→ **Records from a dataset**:

============

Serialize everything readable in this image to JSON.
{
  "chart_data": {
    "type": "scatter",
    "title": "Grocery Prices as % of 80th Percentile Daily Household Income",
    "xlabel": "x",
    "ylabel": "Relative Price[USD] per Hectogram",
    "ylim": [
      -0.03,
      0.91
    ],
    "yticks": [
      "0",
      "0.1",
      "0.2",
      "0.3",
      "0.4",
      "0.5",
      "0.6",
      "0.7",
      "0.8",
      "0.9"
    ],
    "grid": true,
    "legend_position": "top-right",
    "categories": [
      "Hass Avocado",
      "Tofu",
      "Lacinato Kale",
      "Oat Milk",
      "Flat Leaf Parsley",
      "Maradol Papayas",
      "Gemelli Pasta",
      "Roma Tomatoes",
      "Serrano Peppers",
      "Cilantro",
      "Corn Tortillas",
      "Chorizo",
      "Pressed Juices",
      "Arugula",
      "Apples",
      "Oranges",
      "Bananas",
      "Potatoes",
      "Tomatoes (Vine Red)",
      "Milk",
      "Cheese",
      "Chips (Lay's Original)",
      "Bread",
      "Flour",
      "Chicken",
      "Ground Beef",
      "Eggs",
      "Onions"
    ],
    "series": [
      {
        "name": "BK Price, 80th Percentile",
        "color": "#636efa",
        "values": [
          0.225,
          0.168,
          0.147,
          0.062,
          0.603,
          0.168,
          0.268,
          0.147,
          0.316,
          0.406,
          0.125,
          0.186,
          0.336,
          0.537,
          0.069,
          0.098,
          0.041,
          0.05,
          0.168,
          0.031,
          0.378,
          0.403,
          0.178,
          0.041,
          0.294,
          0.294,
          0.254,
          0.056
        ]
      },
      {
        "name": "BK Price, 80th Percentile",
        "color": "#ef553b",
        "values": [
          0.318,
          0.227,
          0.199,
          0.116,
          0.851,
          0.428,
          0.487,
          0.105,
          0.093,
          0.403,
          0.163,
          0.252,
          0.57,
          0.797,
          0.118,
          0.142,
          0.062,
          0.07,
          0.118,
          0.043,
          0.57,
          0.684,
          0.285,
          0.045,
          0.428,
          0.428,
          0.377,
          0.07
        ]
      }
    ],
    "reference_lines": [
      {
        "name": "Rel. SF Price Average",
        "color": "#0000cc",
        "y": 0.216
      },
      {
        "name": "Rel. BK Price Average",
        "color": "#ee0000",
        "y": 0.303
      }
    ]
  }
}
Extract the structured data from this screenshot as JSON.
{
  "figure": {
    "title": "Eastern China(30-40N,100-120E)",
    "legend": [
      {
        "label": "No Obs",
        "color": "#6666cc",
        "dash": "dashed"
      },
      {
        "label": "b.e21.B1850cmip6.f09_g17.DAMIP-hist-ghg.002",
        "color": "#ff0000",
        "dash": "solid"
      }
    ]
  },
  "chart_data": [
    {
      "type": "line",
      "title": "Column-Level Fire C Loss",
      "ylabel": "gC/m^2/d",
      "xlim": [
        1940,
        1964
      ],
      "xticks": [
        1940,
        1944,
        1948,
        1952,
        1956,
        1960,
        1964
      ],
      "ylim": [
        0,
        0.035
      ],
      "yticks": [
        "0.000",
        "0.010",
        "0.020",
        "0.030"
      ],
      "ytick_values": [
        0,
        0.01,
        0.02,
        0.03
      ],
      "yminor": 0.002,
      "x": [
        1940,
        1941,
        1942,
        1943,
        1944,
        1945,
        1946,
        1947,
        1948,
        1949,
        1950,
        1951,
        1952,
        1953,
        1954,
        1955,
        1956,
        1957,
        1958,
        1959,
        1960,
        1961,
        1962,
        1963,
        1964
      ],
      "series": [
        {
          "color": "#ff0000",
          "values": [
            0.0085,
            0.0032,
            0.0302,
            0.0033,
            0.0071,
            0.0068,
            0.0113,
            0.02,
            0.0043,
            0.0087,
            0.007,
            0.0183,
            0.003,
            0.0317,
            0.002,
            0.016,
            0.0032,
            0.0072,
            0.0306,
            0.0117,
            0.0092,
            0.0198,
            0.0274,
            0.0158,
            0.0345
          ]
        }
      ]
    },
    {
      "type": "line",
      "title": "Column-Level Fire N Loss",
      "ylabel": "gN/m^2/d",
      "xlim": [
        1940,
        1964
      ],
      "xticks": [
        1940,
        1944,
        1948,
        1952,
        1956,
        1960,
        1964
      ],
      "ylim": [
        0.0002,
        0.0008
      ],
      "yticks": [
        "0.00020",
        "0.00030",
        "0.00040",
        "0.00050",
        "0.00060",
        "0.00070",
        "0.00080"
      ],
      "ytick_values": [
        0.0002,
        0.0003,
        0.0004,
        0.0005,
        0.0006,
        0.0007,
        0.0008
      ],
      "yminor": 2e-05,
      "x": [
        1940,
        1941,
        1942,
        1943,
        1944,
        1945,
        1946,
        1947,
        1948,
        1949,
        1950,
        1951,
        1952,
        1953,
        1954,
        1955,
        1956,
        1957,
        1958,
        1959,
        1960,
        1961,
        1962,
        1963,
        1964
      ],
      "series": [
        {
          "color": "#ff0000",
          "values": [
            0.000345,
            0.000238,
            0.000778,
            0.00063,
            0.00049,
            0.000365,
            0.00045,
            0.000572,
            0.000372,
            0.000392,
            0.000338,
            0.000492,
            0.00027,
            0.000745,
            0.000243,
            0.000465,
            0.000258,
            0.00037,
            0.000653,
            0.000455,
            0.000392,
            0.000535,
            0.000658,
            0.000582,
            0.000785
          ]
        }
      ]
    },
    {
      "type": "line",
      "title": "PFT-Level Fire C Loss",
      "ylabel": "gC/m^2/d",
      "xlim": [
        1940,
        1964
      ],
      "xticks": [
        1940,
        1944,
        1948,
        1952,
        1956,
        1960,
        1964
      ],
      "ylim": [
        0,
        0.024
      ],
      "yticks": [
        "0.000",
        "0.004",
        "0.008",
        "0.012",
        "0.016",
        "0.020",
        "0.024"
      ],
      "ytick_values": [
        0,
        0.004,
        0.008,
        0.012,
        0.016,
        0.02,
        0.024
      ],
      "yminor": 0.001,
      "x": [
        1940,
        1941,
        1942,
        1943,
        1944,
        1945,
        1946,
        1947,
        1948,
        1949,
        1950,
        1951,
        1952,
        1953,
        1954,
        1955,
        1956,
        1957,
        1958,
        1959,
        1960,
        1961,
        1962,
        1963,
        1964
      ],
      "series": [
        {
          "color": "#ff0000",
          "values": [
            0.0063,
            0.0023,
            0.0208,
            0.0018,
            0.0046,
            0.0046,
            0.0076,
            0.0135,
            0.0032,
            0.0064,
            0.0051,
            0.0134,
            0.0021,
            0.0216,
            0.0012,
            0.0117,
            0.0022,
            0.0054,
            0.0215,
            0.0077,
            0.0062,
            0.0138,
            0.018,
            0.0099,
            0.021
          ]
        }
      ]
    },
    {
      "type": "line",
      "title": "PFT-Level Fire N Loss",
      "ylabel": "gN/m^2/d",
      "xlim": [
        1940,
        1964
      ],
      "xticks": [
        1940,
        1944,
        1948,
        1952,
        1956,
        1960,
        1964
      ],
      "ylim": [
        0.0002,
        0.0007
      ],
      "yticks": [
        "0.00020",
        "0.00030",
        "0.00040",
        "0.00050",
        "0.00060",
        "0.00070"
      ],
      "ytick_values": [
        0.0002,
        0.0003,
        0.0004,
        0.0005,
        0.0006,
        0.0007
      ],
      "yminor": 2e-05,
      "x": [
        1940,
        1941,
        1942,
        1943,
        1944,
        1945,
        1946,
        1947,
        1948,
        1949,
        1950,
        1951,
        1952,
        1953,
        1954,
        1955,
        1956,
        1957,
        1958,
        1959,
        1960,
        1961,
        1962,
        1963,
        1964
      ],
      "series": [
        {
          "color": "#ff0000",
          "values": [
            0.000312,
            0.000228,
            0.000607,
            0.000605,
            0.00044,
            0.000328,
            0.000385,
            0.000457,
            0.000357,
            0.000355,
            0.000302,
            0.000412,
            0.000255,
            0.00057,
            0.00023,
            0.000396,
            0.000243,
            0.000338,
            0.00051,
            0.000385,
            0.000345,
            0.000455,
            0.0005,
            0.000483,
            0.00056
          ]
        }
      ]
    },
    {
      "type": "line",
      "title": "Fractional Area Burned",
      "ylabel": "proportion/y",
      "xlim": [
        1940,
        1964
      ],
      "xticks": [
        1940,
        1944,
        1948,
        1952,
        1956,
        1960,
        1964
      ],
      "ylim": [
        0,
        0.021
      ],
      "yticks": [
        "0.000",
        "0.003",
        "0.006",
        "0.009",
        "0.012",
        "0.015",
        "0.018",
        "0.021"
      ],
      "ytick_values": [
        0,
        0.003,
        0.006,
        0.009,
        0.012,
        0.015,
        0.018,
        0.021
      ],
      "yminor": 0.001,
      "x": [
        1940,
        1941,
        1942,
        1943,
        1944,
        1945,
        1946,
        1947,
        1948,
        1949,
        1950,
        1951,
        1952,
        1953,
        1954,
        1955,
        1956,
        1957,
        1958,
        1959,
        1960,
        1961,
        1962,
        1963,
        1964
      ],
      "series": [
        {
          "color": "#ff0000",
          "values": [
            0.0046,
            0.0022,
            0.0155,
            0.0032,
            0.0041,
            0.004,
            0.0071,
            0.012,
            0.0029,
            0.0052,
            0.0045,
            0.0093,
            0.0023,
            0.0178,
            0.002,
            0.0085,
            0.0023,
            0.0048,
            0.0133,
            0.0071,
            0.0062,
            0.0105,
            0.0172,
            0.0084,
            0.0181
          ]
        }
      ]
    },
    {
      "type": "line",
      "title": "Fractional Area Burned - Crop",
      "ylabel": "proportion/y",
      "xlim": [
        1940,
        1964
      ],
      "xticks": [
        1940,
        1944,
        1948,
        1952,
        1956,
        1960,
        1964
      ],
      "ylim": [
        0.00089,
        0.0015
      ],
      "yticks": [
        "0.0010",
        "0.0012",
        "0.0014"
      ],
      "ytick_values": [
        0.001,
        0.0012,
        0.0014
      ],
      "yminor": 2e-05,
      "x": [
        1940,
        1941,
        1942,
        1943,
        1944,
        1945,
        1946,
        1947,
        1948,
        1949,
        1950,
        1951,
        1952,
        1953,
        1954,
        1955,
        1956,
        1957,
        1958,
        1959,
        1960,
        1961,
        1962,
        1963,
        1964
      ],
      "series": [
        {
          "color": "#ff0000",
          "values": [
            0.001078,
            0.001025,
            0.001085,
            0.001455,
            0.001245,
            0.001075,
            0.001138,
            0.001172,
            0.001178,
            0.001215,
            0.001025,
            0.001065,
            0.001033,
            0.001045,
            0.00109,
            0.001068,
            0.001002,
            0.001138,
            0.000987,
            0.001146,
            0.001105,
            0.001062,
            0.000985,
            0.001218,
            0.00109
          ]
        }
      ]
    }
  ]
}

============

In the material above, find each line that contains the word "Average", and select it.

        "name": "Rel. SF Price Average",
        "name": "Rel. BK Price Average",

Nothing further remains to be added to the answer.